'''
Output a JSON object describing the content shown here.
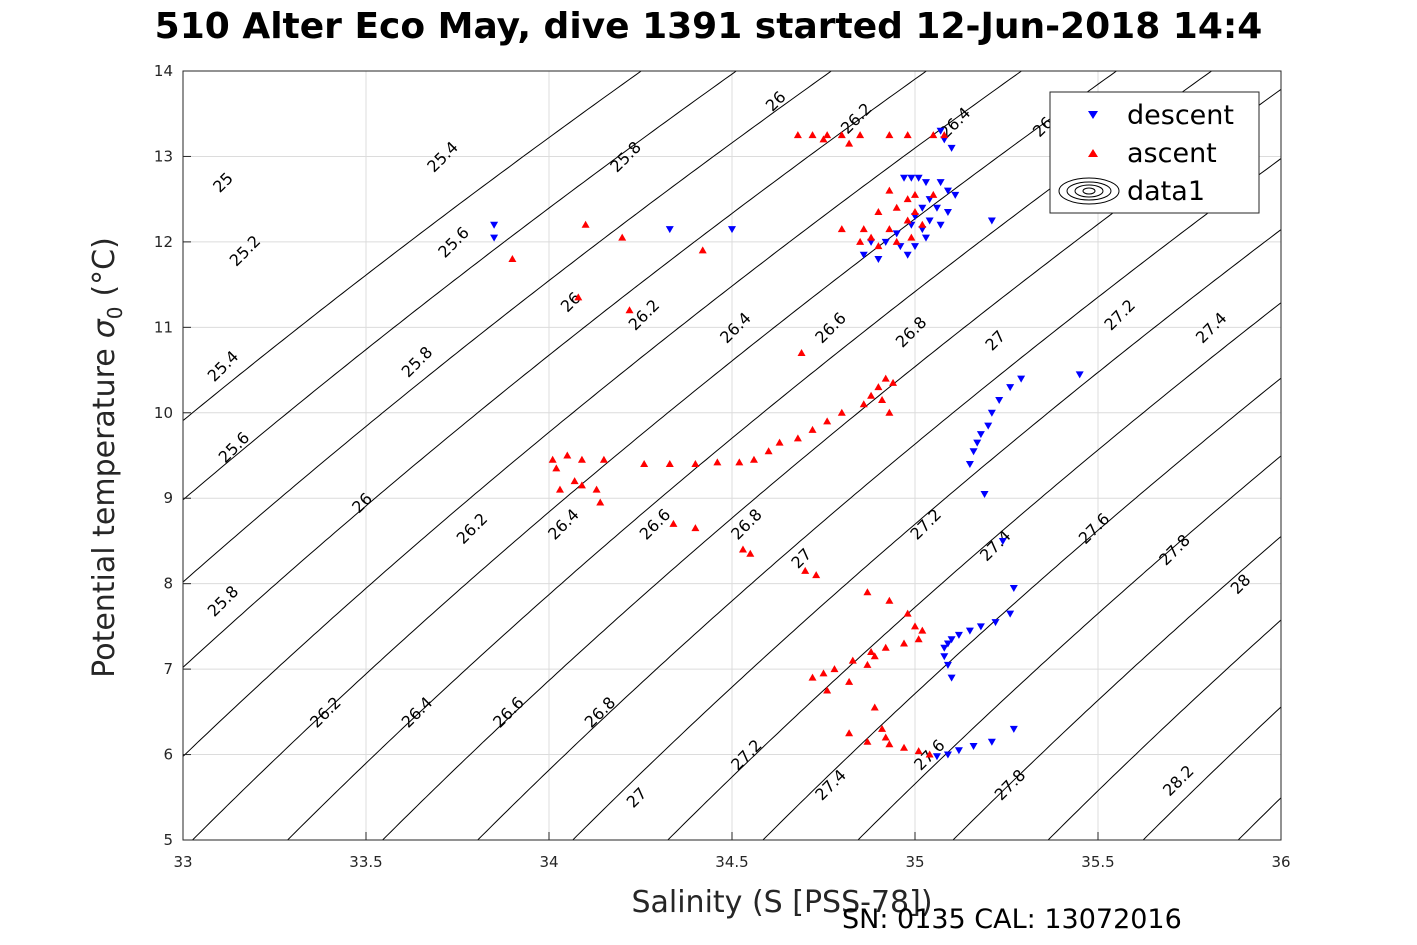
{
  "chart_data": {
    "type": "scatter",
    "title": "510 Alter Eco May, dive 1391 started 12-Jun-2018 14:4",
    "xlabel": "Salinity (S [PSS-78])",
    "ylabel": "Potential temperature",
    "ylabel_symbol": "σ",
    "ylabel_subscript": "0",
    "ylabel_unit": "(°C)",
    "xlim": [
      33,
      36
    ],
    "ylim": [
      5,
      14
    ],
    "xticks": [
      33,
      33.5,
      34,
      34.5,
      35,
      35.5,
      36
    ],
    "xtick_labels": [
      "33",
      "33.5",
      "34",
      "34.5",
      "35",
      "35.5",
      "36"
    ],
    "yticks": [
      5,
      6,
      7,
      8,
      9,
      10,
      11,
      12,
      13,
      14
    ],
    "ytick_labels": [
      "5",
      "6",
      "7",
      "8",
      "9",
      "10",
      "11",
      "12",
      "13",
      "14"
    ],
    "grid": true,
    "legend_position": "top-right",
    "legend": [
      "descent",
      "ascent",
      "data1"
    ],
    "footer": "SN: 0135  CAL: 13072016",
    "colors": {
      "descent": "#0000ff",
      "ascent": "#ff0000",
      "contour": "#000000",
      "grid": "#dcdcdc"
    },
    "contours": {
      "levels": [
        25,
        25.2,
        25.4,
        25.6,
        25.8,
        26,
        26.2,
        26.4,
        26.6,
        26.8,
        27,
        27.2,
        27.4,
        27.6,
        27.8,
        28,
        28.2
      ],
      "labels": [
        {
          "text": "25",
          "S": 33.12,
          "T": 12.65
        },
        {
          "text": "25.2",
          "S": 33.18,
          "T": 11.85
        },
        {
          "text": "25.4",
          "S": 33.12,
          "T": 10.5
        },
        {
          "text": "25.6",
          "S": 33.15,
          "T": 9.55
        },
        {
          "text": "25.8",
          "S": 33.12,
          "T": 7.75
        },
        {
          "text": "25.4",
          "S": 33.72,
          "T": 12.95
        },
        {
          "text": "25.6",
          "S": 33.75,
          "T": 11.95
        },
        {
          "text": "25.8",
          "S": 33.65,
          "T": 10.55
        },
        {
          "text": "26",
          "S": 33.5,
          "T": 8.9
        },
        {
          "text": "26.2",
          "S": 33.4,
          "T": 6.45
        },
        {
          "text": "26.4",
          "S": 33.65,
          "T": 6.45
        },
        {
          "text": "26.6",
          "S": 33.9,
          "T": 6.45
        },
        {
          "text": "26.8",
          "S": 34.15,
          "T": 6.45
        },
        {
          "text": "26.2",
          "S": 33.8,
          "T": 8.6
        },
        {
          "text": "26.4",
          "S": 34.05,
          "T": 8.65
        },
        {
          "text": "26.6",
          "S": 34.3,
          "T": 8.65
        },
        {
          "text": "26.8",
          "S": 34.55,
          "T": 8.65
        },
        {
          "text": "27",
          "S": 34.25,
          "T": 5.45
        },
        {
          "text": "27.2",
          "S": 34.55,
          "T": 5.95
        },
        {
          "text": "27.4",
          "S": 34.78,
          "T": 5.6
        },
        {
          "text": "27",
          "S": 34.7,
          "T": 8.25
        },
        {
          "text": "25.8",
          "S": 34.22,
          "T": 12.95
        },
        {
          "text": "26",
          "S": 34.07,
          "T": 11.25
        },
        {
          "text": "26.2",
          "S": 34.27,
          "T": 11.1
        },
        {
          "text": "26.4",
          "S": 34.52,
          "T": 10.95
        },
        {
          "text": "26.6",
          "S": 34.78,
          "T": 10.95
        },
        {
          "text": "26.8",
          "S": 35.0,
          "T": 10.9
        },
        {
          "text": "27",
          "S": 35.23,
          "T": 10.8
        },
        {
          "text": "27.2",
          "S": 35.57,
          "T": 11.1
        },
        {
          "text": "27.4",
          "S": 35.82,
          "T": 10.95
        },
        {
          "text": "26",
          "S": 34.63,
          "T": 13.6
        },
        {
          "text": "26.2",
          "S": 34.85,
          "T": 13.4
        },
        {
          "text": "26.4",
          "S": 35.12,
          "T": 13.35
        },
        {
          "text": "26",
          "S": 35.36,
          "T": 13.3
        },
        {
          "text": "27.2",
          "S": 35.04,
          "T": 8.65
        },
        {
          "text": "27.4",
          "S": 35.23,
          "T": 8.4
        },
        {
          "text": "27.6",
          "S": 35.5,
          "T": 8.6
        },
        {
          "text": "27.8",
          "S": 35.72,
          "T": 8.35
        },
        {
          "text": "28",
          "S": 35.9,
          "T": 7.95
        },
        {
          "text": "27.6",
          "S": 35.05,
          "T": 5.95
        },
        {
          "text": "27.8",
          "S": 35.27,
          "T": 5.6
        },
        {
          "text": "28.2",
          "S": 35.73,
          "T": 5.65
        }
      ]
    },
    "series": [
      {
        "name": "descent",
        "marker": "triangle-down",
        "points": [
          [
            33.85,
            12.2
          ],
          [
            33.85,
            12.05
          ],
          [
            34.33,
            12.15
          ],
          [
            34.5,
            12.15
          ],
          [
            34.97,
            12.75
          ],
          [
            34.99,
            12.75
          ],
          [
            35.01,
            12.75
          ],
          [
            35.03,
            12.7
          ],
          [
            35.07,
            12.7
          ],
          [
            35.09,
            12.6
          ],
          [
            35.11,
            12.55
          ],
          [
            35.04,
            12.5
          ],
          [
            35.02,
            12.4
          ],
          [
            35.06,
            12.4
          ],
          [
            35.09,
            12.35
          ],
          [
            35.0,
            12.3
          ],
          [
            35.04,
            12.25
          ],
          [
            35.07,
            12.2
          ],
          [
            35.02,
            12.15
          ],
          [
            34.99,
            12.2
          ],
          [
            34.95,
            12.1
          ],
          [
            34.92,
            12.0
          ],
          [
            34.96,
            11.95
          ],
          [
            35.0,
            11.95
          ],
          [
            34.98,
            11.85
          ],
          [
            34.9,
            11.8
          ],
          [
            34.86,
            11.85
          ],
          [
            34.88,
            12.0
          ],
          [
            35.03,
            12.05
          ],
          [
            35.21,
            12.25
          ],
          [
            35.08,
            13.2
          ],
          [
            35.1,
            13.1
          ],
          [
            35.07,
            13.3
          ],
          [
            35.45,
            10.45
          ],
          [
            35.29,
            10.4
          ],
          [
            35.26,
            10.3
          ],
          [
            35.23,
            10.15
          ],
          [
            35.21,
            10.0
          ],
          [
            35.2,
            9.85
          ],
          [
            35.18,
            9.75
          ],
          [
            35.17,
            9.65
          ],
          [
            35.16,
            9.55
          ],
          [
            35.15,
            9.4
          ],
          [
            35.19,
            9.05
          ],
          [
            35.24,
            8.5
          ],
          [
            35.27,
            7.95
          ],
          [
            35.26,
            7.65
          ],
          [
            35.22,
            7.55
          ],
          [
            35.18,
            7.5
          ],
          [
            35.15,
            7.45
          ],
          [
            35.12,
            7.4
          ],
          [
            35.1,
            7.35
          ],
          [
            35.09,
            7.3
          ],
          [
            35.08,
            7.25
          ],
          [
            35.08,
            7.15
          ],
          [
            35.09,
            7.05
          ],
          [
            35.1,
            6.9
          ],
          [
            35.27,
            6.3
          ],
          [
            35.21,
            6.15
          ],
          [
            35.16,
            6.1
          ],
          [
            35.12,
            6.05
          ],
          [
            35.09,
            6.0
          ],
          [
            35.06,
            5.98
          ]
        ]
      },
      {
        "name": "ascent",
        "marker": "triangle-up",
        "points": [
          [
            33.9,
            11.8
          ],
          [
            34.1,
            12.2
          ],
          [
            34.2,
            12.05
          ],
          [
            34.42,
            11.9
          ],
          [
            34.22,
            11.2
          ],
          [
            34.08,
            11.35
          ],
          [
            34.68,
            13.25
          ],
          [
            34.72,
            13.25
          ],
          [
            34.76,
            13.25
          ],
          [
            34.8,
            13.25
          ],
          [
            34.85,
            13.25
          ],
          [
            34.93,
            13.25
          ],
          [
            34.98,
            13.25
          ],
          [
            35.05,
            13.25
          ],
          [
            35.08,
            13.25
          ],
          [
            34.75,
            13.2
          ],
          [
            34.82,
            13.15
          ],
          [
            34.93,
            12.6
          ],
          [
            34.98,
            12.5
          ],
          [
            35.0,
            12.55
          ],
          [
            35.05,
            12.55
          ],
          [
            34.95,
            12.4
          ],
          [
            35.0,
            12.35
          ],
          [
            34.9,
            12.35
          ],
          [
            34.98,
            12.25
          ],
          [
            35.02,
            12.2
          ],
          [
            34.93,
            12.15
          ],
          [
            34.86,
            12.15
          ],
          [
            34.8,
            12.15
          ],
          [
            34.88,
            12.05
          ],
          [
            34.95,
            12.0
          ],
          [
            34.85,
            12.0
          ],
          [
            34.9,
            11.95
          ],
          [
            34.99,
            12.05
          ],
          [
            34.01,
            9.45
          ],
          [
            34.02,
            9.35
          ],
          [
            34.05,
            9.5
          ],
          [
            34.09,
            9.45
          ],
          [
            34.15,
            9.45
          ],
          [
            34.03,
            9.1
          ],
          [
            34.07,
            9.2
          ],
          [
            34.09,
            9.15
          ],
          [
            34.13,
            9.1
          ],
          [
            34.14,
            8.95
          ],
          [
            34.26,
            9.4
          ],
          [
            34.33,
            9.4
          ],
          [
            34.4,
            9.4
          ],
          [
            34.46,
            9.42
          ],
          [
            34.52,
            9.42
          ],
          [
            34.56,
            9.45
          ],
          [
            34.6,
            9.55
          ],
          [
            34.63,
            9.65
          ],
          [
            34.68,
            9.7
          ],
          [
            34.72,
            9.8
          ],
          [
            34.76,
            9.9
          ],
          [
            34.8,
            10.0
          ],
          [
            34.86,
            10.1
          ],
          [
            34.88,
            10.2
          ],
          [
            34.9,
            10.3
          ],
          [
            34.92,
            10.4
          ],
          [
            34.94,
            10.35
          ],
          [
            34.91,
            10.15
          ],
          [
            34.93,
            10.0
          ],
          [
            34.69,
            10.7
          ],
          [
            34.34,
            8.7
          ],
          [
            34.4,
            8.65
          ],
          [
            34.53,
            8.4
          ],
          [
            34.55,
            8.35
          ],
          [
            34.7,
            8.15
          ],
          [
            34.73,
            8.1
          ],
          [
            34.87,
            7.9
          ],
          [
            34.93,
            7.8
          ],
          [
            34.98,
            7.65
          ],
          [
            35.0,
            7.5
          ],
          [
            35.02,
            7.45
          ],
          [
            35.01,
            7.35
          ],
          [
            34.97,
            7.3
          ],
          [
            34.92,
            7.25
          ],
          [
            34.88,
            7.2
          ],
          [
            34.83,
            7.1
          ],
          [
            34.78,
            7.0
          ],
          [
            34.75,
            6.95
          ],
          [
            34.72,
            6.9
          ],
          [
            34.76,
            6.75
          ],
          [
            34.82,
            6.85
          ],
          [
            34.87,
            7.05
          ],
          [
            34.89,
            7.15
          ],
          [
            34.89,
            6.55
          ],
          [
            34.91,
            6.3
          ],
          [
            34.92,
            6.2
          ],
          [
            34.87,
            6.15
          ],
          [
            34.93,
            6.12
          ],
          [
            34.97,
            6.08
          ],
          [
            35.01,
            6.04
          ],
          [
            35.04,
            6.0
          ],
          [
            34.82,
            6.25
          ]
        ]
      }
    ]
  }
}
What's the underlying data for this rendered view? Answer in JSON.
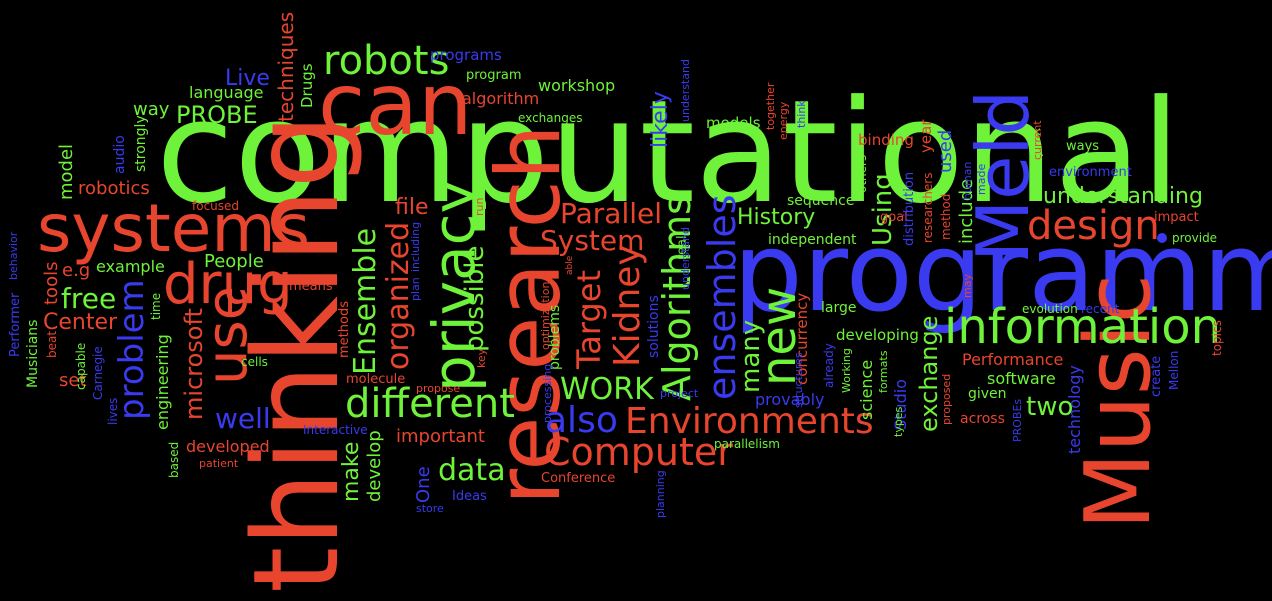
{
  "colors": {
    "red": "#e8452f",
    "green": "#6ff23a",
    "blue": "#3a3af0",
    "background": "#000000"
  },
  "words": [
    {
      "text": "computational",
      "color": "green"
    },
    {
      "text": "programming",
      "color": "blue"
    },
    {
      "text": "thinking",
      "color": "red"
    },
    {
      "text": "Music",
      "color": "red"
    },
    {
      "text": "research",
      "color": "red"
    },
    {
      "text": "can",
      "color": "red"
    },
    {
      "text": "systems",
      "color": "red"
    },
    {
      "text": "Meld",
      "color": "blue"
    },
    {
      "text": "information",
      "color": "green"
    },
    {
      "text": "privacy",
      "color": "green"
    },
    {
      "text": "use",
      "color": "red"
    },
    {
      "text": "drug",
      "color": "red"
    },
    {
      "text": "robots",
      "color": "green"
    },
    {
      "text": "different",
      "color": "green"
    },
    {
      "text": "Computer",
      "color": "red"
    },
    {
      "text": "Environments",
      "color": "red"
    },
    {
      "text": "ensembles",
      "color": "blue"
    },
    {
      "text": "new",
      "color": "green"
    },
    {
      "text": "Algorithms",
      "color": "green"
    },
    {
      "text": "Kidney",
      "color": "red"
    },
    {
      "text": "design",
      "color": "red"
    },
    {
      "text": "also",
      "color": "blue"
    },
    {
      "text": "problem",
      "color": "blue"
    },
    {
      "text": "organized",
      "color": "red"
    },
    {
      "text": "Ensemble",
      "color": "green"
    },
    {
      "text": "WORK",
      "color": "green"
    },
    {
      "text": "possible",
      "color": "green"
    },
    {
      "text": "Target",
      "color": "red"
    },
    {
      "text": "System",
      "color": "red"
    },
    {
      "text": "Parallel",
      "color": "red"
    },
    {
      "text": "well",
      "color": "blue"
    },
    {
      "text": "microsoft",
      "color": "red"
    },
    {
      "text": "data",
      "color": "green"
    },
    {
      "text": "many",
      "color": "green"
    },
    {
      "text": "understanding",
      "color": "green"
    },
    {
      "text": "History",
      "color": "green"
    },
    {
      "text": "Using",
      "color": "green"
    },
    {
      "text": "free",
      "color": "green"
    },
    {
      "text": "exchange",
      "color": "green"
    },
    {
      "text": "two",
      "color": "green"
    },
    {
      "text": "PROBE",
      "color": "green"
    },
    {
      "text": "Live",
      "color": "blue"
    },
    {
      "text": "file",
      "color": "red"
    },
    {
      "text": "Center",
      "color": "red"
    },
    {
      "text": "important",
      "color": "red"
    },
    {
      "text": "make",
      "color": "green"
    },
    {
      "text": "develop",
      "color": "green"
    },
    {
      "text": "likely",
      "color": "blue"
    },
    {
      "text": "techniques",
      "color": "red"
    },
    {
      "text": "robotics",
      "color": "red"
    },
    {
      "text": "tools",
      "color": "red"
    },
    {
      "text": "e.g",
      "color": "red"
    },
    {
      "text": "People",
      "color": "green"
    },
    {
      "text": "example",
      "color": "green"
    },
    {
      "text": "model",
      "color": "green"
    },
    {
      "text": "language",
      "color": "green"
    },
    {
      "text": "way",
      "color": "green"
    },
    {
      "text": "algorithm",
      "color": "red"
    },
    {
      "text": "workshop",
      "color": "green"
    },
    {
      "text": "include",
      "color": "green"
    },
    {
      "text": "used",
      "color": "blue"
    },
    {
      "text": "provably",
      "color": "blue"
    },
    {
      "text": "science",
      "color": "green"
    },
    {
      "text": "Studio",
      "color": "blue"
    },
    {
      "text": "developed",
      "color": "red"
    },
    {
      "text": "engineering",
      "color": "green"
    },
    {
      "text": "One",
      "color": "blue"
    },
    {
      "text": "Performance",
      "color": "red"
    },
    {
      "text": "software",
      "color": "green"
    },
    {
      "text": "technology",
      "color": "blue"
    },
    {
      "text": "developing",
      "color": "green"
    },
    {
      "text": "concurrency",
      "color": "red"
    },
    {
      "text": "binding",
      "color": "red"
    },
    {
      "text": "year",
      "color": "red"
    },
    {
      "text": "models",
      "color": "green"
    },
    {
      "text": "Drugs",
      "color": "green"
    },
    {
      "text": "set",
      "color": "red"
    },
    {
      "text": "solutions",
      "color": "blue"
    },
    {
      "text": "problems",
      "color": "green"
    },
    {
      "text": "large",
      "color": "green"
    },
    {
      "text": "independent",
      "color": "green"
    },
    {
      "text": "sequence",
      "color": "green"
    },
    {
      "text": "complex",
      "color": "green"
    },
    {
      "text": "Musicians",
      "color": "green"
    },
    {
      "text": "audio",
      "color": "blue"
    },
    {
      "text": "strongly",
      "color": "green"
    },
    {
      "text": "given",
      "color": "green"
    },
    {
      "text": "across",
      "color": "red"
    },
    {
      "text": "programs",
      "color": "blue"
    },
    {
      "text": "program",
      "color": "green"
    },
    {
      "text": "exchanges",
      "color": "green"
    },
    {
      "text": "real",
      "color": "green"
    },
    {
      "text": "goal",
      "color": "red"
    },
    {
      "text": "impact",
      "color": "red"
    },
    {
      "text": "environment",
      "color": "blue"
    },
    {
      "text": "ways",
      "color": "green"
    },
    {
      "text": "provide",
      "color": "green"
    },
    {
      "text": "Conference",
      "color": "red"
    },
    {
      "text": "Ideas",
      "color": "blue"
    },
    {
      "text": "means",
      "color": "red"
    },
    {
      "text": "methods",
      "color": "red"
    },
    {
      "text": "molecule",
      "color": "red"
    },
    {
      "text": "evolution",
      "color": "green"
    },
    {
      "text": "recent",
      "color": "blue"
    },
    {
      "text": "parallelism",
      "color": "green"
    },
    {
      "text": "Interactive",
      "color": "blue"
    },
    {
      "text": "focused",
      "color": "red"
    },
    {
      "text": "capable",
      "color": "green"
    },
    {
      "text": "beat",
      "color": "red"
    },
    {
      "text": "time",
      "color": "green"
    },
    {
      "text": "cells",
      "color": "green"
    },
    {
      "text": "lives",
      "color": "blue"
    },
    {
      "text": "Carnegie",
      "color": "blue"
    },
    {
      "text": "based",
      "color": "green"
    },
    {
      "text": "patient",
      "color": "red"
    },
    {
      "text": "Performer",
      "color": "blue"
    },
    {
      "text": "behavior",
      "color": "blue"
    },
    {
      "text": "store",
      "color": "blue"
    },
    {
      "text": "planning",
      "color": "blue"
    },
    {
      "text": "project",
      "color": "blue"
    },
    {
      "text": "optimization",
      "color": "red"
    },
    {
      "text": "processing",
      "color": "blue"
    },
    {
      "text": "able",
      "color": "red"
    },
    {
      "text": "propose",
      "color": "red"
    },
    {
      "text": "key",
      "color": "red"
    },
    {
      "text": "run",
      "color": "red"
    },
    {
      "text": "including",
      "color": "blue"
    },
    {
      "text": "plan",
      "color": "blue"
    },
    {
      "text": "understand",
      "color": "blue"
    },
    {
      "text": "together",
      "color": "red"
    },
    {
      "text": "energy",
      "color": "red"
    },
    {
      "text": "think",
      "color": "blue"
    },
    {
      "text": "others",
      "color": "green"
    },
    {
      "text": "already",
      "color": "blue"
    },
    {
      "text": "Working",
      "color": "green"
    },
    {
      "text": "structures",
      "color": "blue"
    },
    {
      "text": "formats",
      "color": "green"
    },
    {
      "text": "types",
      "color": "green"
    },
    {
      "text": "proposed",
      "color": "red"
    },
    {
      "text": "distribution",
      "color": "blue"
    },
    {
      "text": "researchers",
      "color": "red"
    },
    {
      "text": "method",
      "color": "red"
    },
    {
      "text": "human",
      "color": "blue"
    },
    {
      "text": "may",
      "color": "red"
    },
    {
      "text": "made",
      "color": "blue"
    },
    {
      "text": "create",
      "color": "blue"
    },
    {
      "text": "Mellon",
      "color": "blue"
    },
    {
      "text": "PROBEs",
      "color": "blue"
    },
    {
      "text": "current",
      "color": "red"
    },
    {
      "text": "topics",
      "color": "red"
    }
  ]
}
'''
* STATED PROBLEM:
Go through the listing above and locate each line that holds the word "triangle". Copy those lines.

* SOLUTION TO THE PROBLEM:
        "marker": "triangle-down",
        "marker": "triangle-up",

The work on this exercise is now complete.